> **SET EXERCISE**:
Pictures do not belong in the copy; quote every entry below exactly.

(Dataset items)
▽
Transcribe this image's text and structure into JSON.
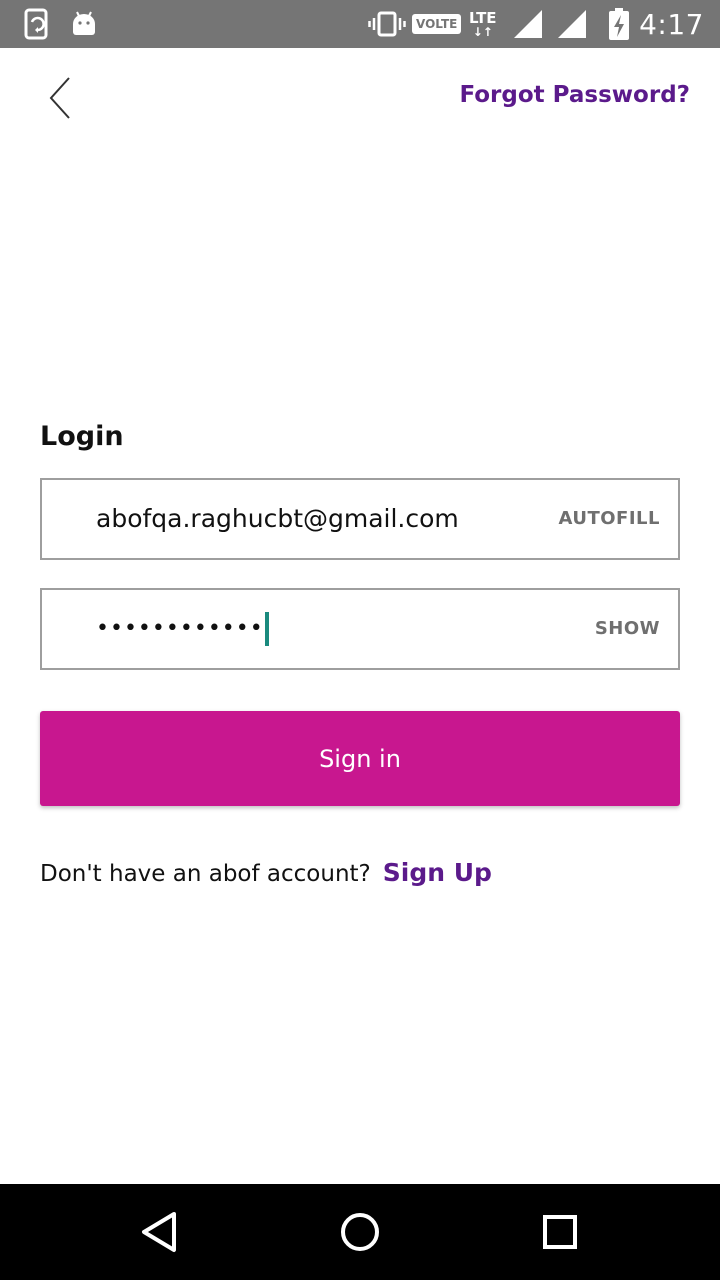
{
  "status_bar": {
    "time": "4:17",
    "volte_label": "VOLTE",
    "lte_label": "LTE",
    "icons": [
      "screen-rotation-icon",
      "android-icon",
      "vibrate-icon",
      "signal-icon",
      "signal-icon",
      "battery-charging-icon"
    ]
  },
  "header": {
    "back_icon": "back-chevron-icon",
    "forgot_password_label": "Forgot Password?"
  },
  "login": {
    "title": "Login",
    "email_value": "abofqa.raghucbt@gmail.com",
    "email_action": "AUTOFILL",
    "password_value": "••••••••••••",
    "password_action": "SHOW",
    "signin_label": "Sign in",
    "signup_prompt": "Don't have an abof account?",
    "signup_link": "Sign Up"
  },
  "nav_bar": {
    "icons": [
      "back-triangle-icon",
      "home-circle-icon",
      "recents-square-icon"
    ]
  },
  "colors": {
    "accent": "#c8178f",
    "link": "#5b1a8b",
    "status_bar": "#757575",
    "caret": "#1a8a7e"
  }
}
△
> **EXERCISE RESPONSE**:
Transcribe this image's text and structure into JSON.
{
  "status_bar": {
    "time": "4:17",
    "volte_label": "VOLTE",
    "lte_label": "LTE",
    "icons": [
      "screen-rotation-icon",
      "android-icon",
      "vibrate-icon",
      "signal-icon",
      "signal-icon",
      "battery-charging-icon"
    ]
  },
  "header": {
    "back_icon": "back-chevron-icon",
    "forgot_password_label": "Forgot Password?"
  },
  "login": {
    "title": "Login",
    "email_value": "abofqa.raghucbt@gmail.com",
    "email_action": "AUTOFILL",
    "password_value": "••••••••••••",
    "password_action": "SHOW",
    "signin_label": "Sign in",
    "signup_prompt": "Don't have an abof account?",
    "signup_link": "Sign Up"
  },
  "nav_bar": {
    "icons": [
      "back-triangle-icon",
      "home-circle-icon",
      "recents-square-icon"
    ]
  },
  "colors": {
    "accent": "#c8178f",
    "link": "#5b1a8b",
    "status_bar": "#757575",
    "caret": "#1a8a7e"
  }
}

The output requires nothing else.